### TASK PROMPT
Copy out the listing line for line, from its first line through the line that contains "stat-label: 貸出額 — [613, 490, 667, 522]", with that line included.

[START OF AVAILABLE DATA]

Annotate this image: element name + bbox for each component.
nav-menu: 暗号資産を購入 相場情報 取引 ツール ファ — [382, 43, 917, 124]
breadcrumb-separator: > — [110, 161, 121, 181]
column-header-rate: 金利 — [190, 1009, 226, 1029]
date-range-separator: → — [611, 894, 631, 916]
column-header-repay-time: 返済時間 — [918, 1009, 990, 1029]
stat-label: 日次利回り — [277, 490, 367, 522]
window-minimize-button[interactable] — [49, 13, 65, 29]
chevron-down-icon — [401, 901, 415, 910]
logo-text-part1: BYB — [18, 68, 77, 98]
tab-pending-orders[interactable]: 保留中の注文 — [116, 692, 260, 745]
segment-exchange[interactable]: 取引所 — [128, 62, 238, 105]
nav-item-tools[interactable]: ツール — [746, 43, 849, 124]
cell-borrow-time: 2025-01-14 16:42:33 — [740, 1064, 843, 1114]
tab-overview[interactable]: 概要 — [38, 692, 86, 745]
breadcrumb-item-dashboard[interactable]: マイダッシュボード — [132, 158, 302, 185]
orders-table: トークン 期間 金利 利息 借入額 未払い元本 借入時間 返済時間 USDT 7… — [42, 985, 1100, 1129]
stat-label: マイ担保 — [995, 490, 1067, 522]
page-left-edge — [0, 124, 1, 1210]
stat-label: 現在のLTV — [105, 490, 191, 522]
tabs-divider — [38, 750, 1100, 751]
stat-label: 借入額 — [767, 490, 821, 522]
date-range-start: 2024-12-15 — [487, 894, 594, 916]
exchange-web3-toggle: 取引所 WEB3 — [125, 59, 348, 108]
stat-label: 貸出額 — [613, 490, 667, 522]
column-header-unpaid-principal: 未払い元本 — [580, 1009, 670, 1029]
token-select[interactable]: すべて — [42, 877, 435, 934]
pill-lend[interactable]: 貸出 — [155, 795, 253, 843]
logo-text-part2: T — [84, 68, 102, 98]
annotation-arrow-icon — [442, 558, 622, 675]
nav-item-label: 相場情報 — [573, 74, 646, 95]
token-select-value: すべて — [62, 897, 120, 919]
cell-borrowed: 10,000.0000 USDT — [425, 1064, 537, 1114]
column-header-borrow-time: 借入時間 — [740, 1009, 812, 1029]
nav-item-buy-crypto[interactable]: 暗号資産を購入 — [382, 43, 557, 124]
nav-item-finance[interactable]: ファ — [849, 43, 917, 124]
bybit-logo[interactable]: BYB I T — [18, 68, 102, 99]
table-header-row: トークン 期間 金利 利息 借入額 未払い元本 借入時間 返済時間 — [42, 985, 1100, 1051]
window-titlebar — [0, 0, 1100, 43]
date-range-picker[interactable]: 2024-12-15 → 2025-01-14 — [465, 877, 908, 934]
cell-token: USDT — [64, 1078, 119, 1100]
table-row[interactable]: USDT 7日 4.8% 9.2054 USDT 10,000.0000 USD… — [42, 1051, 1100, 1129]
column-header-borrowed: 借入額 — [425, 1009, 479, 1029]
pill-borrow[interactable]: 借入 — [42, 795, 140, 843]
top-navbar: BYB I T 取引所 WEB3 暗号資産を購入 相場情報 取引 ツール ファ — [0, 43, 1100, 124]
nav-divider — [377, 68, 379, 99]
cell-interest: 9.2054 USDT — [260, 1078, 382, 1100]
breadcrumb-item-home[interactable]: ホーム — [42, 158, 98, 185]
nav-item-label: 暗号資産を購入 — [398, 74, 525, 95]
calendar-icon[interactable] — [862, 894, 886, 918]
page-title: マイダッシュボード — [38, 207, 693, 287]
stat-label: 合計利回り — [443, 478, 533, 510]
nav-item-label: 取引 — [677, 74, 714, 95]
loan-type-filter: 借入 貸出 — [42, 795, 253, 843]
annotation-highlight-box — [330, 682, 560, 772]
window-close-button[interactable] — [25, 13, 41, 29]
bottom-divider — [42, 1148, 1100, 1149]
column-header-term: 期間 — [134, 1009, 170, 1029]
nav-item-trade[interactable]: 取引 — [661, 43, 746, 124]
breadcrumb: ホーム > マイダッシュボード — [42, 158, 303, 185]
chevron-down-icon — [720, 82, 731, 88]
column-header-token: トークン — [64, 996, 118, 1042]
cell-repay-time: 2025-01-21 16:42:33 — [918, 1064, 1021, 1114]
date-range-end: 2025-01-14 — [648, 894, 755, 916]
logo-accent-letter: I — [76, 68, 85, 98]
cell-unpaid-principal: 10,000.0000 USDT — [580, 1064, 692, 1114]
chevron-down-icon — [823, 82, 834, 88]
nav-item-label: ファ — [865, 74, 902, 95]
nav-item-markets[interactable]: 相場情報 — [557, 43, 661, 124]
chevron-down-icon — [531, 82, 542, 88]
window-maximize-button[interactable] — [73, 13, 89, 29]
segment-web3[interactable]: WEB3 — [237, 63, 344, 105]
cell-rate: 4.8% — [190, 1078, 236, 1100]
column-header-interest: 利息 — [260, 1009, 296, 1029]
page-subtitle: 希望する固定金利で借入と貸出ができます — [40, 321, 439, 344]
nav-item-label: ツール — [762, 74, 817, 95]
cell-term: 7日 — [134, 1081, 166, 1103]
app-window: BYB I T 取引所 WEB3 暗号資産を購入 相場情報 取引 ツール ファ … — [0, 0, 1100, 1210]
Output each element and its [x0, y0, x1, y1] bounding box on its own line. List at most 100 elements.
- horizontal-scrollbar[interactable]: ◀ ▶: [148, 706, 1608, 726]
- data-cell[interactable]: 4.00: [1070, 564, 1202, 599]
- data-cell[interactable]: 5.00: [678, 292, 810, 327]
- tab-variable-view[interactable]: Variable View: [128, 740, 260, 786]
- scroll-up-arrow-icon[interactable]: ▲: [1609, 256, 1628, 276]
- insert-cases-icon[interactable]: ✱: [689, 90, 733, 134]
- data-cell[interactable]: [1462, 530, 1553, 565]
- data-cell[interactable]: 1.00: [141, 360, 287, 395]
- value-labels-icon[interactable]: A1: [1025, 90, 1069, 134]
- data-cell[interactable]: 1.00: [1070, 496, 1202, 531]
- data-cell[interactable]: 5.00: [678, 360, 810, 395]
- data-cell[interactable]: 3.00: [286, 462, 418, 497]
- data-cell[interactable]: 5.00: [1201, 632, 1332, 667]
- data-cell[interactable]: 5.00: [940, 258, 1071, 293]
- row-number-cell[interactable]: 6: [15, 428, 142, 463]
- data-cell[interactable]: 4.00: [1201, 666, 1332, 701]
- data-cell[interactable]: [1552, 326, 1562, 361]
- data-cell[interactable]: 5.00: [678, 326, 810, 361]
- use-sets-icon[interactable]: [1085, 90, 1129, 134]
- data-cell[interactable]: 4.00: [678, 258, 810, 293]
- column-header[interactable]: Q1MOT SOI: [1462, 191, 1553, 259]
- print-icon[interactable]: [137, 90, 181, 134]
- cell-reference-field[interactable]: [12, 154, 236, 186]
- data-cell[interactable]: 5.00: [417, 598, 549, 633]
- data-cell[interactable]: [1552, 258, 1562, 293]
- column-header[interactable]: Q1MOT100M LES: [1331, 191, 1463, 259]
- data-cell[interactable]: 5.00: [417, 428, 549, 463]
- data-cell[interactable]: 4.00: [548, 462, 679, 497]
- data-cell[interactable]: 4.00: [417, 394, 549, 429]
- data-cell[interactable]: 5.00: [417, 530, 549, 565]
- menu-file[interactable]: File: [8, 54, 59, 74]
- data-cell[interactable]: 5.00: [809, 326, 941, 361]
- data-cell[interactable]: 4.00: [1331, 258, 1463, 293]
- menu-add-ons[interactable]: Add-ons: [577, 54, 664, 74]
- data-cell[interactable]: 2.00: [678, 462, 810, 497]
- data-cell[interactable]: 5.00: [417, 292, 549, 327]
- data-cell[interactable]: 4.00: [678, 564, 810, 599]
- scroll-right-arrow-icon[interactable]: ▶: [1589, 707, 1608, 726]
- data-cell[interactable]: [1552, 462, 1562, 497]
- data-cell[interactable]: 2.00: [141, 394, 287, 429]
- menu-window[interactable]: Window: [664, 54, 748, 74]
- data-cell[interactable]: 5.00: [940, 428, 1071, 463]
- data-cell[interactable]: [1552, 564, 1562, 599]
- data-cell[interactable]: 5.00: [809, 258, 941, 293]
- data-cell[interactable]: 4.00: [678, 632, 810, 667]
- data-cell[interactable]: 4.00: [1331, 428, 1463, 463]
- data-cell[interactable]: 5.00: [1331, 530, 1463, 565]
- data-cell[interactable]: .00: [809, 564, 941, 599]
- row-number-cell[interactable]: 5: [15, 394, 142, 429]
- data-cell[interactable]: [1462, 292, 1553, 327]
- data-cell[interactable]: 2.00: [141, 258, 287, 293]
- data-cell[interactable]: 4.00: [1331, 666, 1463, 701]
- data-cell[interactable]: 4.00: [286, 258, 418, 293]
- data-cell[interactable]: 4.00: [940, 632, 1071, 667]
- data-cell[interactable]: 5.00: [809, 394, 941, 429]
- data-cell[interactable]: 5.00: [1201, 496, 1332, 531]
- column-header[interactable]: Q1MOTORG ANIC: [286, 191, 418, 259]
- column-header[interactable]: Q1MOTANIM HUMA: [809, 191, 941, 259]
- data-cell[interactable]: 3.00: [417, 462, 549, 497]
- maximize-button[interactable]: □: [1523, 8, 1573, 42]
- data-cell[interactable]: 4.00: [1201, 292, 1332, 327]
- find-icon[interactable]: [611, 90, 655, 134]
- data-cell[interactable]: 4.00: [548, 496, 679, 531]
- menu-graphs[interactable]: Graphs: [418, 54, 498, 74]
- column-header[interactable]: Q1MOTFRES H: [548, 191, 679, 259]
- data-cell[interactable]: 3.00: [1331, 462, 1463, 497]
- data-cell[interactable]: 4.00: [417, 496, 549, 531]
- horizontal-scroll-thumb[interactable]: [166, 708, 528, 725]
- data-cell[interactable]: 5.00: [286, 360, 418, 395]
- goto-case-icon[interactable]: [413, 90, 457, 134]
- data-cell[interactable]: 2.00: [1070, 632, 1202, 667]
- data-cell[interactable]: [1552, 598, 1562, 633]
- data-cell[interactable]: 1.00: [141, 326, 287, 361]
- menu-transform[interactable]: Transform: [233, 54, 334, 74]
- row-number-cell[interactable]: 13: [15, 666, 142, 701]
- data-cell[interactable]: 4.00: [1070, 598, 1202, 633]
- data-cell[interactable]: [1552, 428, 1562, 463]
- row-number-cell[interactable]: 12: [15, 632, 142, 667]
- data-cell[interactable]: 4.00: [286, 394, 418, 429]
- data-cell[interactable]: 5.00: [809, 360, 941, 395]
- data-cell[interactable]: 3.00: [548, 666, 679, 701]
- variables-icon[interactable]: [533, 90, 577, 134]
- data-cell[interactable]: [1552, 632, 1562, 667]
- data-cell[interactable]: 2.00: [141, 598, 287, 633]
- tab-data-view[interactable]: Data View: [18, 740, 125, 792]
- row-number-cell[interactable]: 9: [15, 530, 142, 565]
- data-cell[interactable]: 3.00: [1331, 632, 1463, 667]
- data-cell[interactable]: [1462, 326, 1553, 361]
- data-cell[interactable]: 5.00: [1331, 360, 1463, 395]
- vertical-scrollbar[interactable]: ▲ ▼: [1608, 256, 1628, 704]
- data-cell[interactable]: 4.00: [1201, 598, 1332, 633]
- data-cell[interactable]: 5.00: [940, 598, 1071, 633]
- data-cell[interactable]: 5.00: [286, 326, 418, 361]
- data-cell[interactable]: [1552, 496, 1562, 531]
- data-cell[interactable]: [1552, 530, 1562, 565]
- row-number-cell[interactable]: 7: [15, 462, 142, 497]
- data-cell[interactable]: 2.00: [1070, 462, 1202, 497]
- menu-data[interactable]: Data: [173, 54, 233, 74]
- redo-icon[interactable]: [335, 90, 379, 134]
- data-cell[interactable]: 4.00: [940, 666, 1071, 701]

[END OF AVAILABLE DATA]

### ANSWER
Annotate this image: element name + bbox for each component.
nav-menu: 暗号資産を購入 相場情報 取引 ツール ファ — [382, 43, 917, 124]
breadcrumb-separator: > — [110, 161, 121, 181]
column-header-rate: 金利 — [190, 1009, 226, 1029]
date-range-separator: → — [611, 894, 631, 916]
column-header-repay-time: 返済時間 — [918, 1009, 990, 1029]
stat-label: 日次利回り — [277, 490, 367, 522]
window-minimize-button[interactable] — [49, 13, 65, 29]
chevron-down-icon — [401, 901, 415, 910]
logo-text-part1: BYB — [18, 68, 77, 98]
tab-pending-orders[interactable]: 保留中の注文 — [116, 692, 260, 745]
segment-exchange[interactable]: 取引所 — [128, 62, 238, 105]
nav-item-tools[interactable]: ツール — [746, 43, 849, 124]
cell-borrow-time: 2025-01-14 16:42:33 — [740, 1064, 843, 1114]
tab-overview[interactable]: 概要 — [38, 692, 86, 745]
breadcrumb-item-dashboard[interactable]: マイダッシュボード — [132, 158, 302, 185]
orders-table: トークン 期間 金利 利息 借入額 未払い元本 借入時間 返済時間 USDT 7… — [42, 985, 1100, 1129]
stat-label: マイ担保 — [995, 490, 1067, 522]
page-left-edge — [0, 124, 1, 1210]
stat-label: 現在のLTV — [105, 490, 191, 522]
tabs-divider — [38, 750, 1100, 751]
stat-label: 借入額 — [767, 490, 821, 522]
date-range-start: 2024-12-15 — [487, 894, 594, 916]
exchange-web3-toggle: 取引所 WEB3 — [125, 59, 348, 108]
stat-label: 貸出額 — [613, 490, 667, 522]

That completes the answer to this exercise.